What you will do: Search the data for the string "color" and extract every line where it appears.

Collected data
######
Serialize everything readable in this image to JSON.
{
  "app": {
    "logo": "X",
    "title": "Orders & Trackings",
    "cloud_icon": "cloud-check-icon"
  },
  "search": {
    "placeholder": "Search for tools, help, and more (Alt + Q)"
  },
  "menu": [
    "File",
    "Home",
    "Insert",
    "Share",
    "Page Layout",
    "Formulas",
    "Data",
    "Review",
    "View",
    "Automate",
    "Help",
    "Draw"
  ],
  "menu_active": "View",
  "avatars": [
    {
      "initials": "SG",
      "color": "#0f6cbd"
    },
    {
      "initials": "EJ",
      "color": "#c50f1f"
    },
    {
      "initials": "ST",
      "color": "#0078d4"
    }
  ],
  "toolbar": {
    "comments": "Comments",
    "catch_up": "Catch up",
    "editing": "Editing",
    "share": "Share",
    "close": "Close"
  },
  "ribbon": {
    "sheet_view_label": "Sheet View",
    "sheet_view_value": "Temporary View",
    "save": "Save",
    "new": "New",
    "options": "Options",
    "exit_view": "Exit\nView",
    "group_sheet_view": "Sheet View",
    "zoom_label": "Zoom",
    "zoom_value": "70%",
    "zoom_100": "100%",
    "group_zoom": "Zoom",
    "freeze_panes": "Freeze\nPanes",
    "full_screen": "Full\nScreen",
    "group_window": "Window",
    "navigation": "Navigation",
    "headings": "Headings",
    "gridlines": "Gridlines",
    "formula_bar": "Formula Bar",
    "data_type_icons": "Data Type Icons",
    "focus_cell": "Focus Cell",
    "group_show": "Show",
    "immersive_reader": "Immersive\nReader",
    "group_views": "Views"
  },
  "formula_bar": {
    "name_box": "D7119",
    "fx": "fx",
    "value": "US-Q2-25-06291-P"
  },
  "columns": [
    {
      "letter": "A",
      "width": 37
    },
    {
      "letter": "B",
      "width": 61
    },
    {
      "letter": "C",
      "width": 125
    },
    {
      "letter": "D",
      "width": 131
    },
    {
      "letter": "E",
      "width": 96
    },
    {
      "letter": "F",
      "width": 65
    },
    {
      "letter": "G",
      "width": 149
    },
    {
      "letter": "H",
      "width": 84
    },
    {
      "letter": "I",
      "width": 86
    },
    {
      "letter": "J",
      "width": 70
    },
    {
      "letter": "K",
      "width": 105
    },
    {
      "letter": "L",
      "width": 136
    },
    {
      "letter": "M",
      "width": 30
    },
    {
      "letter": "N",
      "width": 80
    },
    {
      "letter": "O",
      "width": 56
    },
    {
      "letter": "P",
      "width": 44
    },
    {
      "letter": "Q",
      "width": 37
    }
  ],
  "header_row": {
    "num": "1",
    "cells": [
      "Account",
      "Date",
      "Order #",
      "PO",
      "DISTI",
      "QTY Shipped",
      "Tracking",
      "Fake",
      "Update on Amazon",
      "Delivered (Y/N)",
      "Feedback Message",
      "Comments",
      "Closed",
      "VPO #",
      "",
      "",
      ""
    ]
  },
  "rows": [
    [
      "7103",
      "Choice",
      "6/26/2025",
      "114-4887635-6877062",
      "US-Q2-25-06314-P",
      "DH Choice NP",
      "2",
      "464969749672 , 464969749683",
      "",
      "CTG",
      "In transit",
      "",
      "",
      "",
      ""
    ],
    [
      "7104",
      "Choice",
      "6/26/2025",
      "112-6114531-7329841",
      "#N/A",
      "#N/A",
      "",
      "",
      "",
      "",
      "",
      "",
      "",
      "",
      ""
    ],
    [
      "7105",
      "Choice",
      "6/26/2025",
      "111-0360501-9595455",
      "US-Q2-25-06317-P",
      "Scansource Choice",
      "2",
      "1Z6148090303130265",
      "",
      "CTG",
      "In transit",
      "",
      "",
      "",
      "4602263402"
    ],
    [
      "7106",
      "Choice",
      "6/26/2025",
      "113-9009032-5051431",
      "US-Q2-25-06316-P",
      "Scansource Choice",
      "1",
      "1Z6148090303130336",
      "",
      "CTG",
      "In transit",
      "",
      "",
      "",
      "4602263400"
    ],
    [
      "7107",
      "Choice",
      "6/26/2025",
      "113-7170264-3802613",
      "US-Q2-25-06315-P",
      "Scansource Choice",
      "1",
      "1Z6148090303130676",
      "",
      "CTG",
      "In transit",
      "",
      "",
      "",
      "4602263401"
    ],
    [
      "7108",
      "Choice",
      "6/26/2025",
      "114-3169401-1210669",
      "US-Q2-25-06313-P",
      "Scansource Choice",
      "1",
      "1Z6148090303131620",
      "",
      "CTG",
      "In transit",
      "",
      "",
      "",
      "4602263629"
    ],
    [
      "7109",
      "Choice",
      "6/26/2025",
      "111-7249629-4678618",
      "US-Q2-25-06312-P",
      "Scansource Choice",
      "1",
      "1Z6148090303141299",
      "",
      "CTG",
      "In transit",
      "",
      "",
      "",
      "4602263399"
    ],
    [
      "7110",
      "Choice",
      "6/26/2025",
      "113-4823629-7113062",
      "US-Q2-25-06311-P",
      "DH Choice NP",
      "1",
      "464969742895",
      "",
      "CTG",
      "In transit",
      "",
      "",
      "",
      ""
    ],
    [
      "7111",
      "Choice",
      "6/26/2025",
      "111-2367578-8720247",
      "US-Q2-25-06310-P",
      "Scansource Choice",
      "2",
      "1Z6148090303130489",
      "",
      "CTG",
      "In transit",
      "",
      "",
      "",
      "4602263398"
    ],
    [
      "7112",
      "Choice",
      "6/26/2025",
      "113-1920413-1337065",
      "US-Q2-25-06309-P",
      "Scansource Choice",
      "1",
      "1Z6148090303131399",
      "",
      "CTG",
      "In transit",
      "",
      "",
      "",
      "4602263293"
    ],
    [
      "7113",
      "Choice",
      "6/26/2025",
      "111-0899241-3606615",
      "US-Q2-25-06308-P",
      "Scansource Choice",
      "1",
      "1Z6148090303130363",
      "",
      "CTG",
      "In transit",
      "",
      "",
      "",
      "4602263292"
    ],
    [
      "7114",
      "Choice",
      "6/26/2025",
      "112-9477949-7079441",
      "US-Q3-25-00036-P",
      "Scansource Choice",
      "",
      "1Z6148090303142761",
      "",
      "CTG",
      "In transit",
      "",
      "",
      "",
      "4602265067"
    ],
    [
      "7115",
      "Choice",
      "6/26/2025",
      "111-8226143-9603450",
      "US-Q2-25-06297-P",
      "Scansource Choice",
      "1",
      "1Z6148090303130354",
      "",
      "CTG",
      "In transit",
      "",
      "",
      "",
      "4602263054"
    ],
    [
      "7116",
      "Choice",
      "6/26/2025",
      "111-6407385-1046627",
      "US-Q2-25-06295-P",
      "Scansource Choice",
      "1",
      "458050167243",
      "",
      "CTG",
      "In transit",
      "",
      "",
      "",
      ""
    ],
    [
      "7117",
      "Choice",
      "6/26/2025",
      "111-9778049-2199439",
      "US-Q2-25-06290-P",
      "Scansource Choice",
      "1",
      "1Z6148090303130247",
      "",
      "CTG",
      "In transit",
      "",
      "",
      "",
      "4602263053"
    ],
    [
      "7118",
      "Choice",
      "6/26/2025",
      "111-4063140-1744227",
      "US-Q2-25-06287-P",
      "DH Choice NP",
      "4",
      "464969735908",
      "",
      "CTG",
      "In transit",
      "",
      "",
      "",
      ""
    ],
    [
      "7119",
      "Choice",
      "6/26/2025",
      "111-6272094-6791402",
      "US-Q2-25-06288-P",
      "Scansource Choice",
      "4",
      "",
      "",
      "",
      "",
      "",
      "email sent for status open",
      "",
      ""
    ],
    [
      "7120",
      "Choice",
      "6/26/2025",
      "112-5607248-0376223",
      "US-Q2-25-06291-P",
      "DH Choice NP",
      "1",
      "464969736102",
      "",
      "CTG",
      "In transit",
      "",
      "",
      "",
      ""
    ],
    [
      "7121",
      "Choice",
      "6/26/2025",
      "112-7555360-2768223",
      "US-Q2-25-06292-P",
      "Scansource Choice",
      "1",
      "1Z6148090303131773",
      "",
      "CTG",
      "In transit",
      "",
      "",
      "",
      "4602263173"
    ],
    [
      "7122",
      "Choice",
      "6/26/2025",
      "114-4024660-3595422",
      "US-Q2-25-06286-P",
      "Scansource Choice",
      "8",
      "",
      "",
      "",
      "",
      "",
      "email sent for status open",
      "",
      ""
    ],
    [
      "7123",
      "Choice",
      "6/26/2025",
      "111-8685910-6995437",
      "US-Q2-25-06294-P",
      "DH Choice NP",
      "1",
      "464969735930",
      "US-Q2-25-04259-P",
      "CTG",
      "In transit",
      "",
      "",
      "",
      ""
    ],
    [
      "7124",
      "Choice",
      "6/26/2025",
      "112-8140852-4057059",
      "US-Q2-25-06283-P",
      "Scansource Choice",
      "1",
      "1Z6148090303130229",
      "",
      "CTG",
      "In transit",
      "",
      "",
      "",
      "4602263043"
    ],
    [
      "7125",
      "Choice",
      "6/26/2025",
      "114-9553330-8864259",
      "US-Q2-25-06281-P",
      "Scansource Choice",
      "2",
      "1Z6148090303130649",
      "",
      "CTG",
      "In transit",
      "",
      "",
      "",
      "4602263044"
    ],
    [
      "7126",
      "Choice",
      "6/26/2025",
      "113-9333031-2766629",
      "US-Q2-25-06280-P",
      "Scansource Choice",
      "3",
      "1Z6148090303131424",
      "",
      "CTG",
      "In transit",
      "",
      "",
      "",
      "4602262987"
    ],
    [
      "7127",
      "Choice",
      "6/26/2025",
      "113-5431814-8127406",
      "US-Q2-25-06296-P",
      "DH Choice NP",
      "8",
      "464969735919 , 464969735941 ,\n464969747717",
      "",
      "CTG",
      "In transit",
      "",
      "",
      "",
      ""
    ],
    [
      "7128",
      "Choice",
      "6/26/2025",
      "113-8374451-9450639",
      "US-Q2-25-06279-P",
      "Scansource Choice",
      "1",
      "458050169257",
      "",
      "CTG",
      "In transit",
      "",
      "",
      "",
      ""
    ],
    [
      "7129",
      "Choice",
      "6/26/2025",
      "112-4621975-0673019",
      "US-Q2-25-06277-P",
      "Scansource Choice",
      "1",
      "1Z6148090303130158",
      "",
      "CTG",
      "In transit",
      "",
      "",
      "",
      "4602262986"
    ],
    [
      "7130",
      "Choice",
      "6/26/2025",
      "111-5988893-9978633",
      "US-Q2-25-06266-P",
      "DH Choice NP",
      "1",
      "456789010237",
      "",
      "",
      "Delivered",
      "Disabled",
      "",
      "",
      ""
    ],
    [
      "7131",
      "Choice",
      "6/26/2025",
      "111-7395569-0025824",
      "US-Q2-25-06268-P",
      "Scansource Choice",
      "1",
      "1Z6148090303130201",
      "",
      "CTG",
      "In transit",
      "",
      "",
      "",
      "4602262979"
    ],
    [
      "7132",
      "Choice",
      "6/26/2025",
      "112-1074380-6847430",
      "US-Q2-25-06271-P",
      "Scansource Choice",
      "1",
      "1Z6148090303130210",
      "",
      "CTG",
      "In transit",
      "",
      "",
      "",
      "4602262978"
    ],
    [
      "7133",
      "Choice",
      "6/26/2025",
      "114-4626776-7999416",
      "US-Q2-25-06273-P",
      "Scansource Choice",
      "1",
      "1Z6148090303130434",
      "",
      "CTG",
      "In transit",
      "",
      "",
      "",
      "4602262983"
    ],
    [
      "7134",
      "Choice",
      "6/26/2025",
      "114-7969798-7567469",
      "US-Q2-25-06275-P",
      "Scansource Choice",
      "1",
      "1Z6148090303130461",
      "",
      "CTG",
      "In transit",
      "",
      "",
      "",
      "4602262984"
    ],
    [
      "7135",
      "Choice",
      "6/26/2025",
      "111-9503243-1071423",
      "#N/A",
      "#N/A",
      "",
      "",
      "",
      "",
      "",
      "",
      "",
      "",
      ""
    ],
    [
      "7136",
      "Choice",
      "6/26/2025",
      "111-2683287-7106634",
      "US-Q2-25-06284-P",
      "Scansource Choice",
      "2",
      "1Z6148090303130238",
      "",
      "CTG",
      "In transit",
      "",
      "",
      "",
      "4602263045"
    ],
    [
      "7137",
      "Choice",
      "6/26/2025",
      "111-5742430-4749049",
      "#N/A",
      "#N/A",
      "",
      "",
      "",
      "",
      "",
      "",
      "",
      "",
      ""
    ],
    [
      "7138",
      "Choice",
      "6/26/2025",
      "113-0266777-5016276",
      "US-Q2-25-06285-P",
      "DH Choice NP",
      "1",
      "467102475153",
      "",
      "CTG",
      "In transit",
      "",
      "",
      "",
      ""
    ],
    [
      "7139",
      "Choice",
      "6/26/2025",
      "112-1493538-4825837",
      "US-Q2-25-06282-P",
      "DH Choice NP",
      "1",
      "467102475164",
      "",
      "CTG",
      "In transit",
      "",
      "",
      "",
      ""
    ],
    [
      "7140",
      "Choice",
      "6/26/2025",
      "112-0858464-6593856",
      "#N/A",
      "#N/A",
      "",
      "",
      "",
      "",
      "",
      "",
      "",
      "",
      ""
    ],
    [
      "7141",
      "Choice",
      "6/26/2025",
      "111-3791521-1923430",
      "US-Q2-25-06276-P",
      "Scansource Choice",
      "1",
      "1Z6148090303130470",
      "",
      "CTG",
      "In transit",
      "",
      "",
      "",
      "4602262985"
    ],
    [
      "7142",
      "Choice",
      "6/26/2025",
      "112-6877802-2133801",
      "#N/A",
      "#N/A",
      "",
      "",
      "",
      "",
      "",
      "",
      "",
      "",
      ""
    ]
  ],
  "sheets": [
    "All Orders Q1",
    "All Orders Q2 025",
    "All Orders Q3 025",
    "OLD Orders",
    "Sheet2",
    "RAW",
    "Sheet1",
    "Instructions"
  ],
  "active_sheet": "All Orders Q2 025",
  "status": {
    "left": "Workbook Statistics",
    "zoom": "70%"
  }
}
######
Full answer:
      "color": "#0f6cbd"
      "color": "#c50f1f"
      "color": "#0078d4"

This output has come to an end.